▶ _TASK TO CARRY OUT_
Give every entry again, word for word.

▶ _DATA FOR THIS EXERCISE_
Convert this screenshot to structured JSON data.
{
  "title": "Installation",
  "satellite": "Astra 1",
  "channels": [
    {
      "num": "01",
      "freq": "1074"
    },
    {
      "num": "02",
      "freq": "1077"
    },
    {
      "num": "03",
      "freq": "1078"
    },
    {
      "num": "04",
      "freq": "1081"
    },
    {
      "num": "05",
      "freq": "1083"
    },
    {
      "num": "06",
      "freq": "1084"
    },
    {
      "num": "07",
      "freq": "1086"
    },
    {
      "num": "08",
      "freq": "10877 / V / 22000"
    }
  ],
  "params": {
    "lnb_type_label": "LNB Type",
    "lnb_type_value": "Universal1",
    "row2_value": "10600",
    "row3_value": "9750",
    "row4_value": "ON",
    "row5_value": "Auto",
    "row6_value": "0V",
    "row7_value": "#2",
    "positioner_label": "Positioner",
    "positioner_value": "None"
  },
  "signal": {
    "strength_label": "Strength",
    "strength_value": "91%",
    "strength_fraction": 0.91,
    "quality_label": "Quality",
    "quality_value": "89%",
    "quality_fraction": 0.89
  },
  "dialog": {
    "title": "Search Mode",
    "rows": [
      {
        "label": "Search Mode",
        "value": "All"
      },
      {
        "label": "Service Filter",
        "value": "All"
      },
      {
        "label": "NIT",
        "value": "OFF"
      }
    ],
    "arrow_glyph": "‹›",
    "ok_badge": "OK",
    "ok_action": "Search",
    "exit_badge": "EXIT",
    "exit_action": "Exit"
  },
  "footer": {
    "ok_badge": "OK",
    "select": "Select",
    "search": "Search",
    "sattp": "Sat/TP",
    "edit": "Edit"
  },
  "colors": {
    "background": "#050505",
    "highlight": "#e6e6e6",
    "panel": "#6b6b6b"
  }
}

▶ _RESPONSE TO THIS EXERCISE_
Convert this screenshot to structured JSON data.
{
  "title": "Installation",
  "satellite": "Astra 1",
  "channels": [
    {
      "num": "01",
      "freq": "1074"
    },
    {
      "num": "02",
      "freq": "1077"
    },
    {
      "num": "03",
      "freq": "1078"
    },
    {
      "num": "04",
      "freq": "1081"
    },
    {
      "num": "05",
      "freq": "1083"
    },
    {
      "num": "06",
      "freq": "1084"
    },
    {
      "num": "07",
      "freq": "1086"
    },
    {
      "num": "08",
      "freq": "10877 / V / 22000"
    }
  ],
  "params": {
    "lnb_type_label": "LNB Type",
    "lnb_type_value": "Universal1",
    "row2_value": "10600",
    "row3_value": "9750",
    "row4_value": "ON",
    "row5_value": "Auto",
    "row6_value": "0V",
    "row7_value": "#2",
    "positioner_label": "Positioner",
    "positioner_value": "None"
  },
  "signal": {
    "strength_label": "Strength",
    "strength_value": "91%",
    "strength_fraction": 0.91,
    "quality_label": "Quality",
    "quality_value": "89%",
    "quality_fraction": 0.89
  },
  "dialog": {
    "title": "Search Mode",
    "rows": [
      {
        "label": "Search Mode",
        "value": "All"
      },
      {
        "label": "Service Filter",
        "value": "All"
      },
      {
        "label": "NIT",
        "value": "OFF"
      }
    ],
    "arrow_glyph": "‹›",
    "ok_badge": "OK",
    "ok_action": "Search",
    "exit_badge": "EXIT",
    "exit_action": "Exit"
  },
  "footer": {
    "ok_badge": "OK",
    "select": "Select",
    "search": "Search",
    "sattp": "Sat/TP",
    "edit": "Edit"
  },
  "colors": {
    "background": "#050505",
    "highlight": "#e6e6e6",
    "panel": "#6b6b6b"
  }
}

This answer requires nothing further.